# Directive A:
In the passage on Sri Aurobindo and the Veda, what are the four horns of the Reality?
# Directive B:
Reproduce the part of the passage on Sri Aurobindo and the Veda starting at "The question is: Was" and ending at "for another occasion.".

**** Given passage

Sri Aurobindo has spoken of a triple sacrifice: sacrifice by the power of Knowledge, sacrifice by the power of Love, sacrifice by the power of Works. Sacrifice is therefore something that pertains to all three paths of Yoga. Very often in the past the idea of sacrifice was largely confined to the path of Works; in Sri Aurobindo we find a full formulation of the path of sacrifice being itself a triple path, a synthesis of Knowledge, Works and Devotion.
The third discovery of the Veda was the Supermind. We spoke of turiyam swid, the discovery of “that fourth one”. Beyond the body, life and mind, they discovered the Supermind. There is a very curious description in the Veda of the Reality having four horns and three feet. Chatuhshringa trayopadasya, “it has got three feet and four horns”. The four horns consist of, first, the Reality that exists, the principle of existence; the second horn is that of Consciousness; the third horn is Delight; the fourth is the horn of the Supermind. These are the four horns in the Veda, as Sri Aurobindo himself has explained. The three feet are the body, life and mind. So if you look at the entire Reality you get seven principles. And to confirm the entire discovery of the Veda, as it were, Sri Aurobindo has spoken of “the sevenfold cord of Being”. The Reality is sevenfold; he has confirmed this discovery of the Veda. Wherever you move, whether in the manifest or the un–manifest, there is a sevenfold Reality. Just as the ray of light has a spectrum of seven colors, and whether they are manifested or not they are always present, similarly there are seven principles of Being whether they are manifested or not. Sri Aurobindo has described these seven principles of Being in a most elaborate manner. This is not only confirmation of what was in the Veda. What is new in this is a detailed explanation of the whole Universe such as has never been done in the history of the world. The explanation of the Universe that we find in Sri Aurobindo, in its totality, in all its amplitude, with its fullness of data, is completely new. And Sri Aurobindo describes the Supermind in a most ample manner which is not to be found anywhere in the history of the world.
The question is: Was the Supermind known to the Vedic Rishis as fully, in such amplitude as we find in Sri Aurobindo? I cannot dare to make a statement myself, but shall take a statement from the Mother. This is from The Mother’s Agenda. The disciple asks a question; he starts by saying:
You don’t have time now or I would bring up a problem. It can wait for another occasion.

********
**** Supplied material

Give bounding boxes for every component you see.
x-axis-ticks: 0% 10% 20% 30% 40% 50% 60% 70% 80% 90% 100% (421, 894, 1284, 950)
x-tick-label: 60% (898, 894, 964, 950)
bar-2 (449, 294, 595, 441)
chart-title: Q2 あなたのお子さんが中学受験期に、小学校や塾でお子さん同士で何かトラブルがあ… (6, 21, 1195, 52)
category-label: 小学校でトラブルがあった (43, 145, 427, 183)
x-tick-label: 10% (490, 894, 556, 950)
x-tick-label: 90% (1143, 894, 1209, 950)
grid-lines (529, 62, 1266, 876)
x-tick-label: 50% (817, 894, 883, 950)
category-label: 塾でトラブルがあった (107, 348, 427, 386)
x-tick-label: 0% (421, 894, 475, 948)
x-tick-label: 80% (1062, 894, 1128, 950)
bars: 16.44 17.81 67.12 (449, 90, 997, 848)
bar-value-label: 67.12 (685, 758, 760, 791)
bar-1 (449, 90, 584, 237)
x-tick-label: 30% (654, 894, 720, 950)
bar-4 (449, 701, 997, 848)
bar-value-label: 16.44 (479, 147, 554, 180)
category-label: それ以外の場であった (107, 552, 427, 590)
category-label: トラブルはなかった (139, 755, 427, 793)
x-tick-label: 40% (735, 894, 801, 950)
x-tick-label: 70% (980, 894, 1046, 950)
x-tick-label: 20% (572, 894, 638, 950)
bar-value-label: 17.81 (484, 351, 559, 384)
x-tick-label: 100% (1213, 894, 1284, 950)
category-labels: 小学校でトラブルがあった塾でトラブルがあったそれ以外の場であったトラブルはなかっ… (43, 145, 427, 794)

********

# Exercise response A:
Existence, Consciousness, Delight, and the Supermind.

# Exercise response B:
The question is: Was the Supermind known to the Vedic Rishis as fully, in such amplitude as we find in Sri Aurobindo? I cannot dare to make a statement myself, but shall take a statement from the Mother. This is from The Mother’s Agenda. The disciple asks a question; he starts by saying:
You don’t have time now or I would bring up a problem. It can wait for another occasion.